What to produce: The records below are to be repeated in full, exactly as they are.

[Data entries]
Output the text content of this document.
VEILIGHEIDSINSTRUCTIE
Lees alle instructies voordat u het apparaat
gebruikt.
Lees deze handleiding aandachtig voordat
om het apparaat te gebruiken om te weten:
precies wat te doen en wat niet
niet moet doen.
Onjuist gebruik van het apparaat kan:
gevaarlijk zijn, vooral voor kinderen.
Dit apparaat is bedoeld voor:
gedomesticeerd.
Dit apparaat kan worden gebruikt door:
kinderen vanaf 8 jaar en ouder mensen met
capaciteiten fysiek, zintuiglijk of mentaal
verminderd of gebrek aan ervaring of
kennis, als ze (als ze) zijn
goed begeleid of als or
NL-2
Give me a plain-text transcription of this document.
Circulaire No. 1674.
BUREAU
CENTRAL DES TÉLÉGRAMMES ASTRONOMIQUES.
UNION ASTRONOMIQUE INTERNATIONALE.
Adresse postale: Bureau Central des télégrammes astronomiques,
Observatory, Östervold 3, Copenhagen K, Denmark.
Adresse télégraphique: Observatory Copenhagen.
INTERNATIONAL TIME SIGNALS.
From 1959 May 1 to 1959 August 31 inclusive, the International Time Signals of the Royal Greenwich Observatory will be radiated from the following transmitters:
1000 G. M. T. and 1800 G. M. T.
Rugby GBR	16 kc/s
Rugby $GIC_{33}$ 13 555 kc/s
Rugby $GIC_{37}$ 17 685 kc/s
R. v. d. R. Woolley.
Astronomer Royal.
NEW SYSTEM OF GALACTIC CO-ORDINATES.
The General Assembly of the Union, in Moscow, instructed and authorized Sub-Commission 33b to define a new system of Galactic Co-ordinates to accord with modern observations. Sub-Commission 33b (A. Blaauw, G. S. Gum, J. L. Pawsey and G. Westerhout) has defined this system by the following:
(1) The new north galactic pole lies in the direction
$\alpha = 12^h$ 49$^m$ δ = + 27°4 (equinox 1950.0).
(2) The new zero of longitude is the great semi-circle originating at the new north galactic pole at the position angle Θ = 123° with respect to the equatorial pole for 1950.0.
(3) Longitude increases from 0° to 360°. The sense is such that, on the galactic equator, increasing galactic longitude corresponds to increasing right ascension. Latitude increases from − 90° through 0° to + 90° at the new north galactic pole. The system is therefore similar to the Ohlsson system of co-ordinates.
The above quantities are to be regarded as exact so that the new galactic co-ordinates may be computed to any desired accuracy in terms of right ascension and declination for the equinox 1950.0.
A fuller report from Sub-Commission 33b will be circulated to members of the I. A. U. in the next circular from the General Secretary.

Finished task:
Output the text content of this document.
VEILIGHEIDSINSTRUCTIE
Lees alle instructies voordat u het apparaat
gebruikt.
Lees deze handleiding aandachtig voordat
om het apparaat te gebruiken om te weten:
precies wat te doen en wat niet
niet moet doen.
Onjuist gebruik van het apparaat kan:
gevaarlijk zijn, vooral voor kinderen.
Dit apparaat is bedoeld voor:
gedomesticeerd.
Dit apparaat kan worden gebruikt door:
kinderen vanaf 8 jaar en ouder mensen met
capaciteiten fysiek, zintuiglijk of mentaal
verminderd of gebrek aan ervaring of
kennis, als ze (als ze) zijn
goed begeleid of als or
NL-2
Give me a plain-text transcription of this document.
Circulaire No. 1674.
BUREAU
CENTRAL DES TÉLÉGRAMMES ASTRONOMIQUES.
UNION ASTRONOMIQUE INTERNATIONALE.
Adresse postale: Bureau Central des télégrammes astronomiques,
Observatory, Östervold 3, Copenhagen K, Denmark.
Adresse télégraphique: Observatory Copenhagen.
INTERNATIONAL TIME SIGNALS.
From 1959 May 1 to 1959 August 31 inclusive, the International Time Signals of the Royal Greenwich Observatory will be radiated from the following transmitters:
1000 G. M. T. and 1800 G. M. T.
Rugby GBR	16 kc/s
Rugby $GIC_{33}$ 13 555 kc/s
Rugby $GIC_{37}$ 17 685 kc/s
R. v. d. R. Woolley.
Astronomer Royal.
NEW SYSTEM OF GALACTIC CO-ORDINATES.
The General Assembly of the Union, in Moscow, instructed and authorized Sub-Commission 33b to define a new system of Galactic Co-ordinates to accord with modern observations. Sub-Commission 33b (A. Blaauw, G. S. Gum, J. L. Pawsey and G. Westerhout) has defined this system by the following:
(1) The new north galactic pole lies in the direction
$\alpha = 12^h$ 49$^m$ δ = + 27°4 (equinox 1950.0).
(2) The new zero of longitude is the great semi-circle originating at the new north galactic pole at the position angle Θ = 123° with respect to the equatorial pole for 1950.0.
(3) Longitude increases from 0° to 360°. The sense is such that, on the galactic equator, increasing galactic longitude corresponds to increasing right ascension. Latitude increases from − 90° through 0° to + 90° at the new north galactic pole. The system is therefore similar to the Ohlsson system of co-ordinates.
The above quantities are to be regarded as exact so that the new galactic co-ordinates may be computed to any desired accuracy in terms of right ascension and declination for the equinox 1950.0.
A fuller report from Sub-Commission 33b will be circulated to members of the I. A. U. in the next circular from the General Secretary.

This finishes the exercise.